## WHAT THE EXERCISE ASKS
Look through the data below. Show each line where the string "realiza" occurs.

Saved entries
---*---
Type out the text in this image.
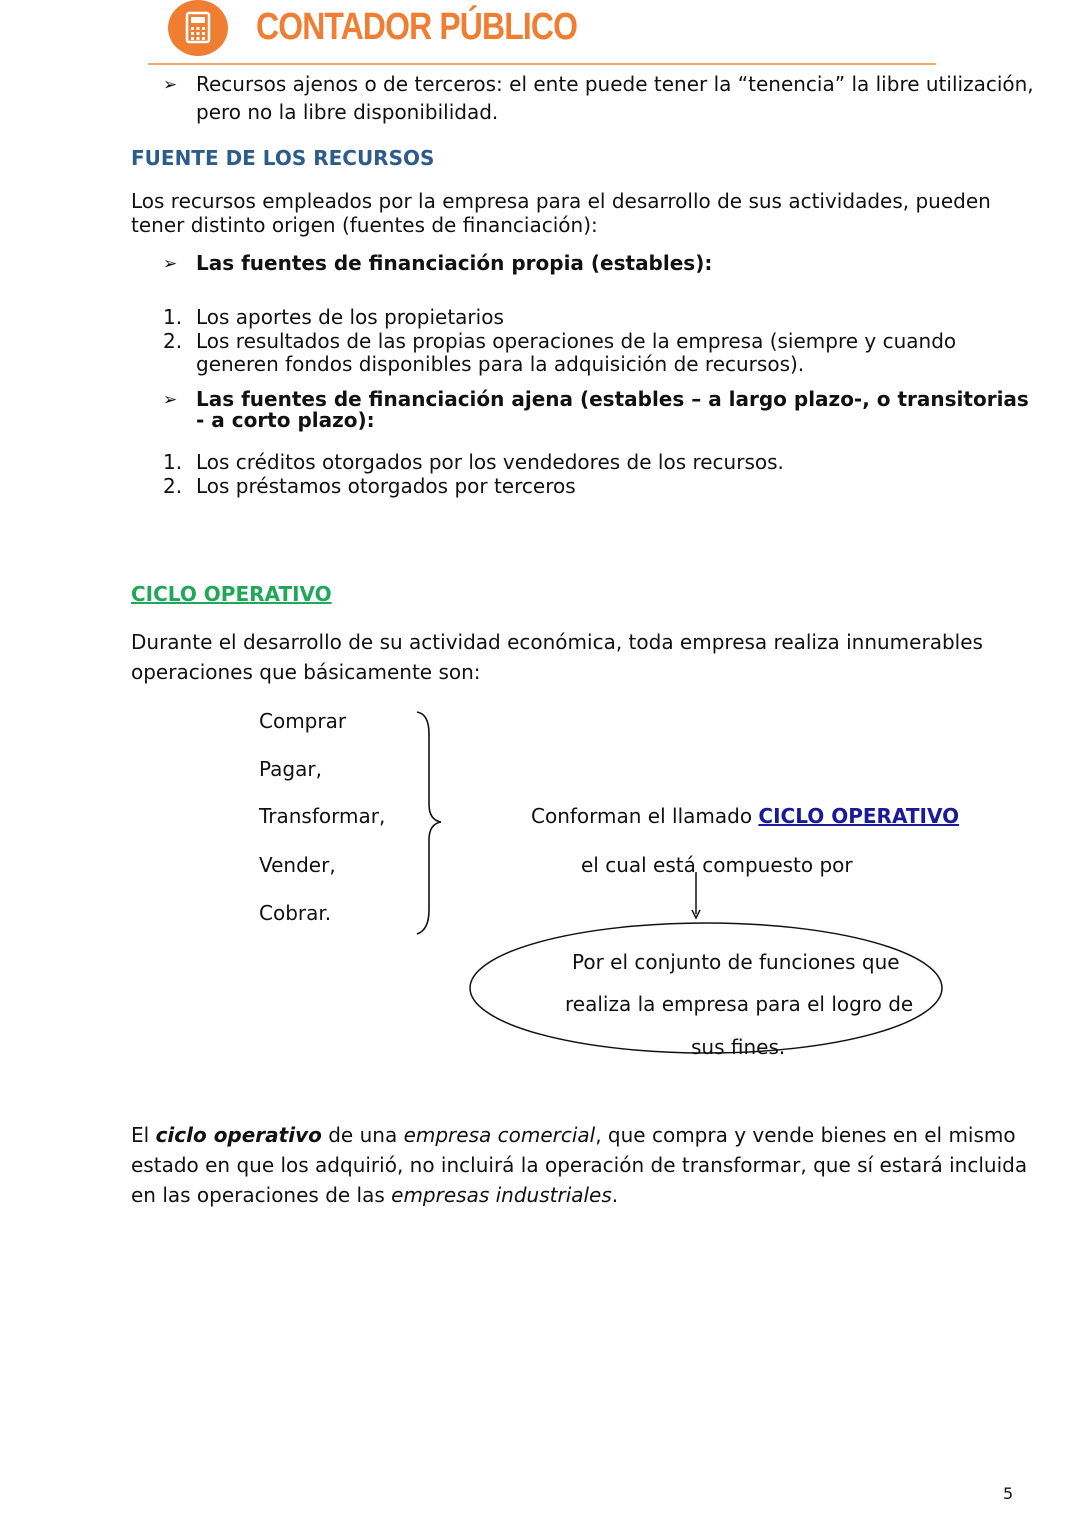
CONTADOR PÚBLICO
➢ Recursos ajenos o de terceros: el ente puede tener la “tenencia” la libre utilización,
pero no la libre disponibilidad.
FUENTE DE LOS RECURSOS
Los recursos empleados por la empresa para el desarrollo de sus actividades, pueden
tener distinto origen (fuentes de financiación):
➢ Las fuentes de financiación propia (estables):
1. Los aportes de los propietarios
2. Los resultados de las propias operaciones de la empresa (siempre y cuando
generen fondos disponibles para la adquisición de recursos).
➢ Las fuentes de financiación ajena (estables – a largo plazo-, o transitorias
- a corto plazo):
1. Los créditos otorgados por los vendedores de los recursos.
2. Los préstamos otorgados por terceros
CICLO OPERATIVO
Durante el desarrollo de su actividad económica, toda empresa realiza innumerables
operaciones que básicamente son:
Comprar
Pagar,
Transformar,
Vender,
Cobrar.
Conforman el llamado CICLO OPERATIVO
el cual está compuesto por
Por el conjunto de funciones que
realiza la empresa para el logro de
sus fines.
El ciclo operativo de una empresa comercial, que compra y vende bienes en el mismo
estado en que los adquirió, no incluirá la operación de transformar, que sí estará incluida
en las operaciones de las empresas industriales.
5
---*---
## THE SOLUTION
Durante el desarrollo de su actividad económica, toda empresa realiza innumerables
realiza la empresa para el logro de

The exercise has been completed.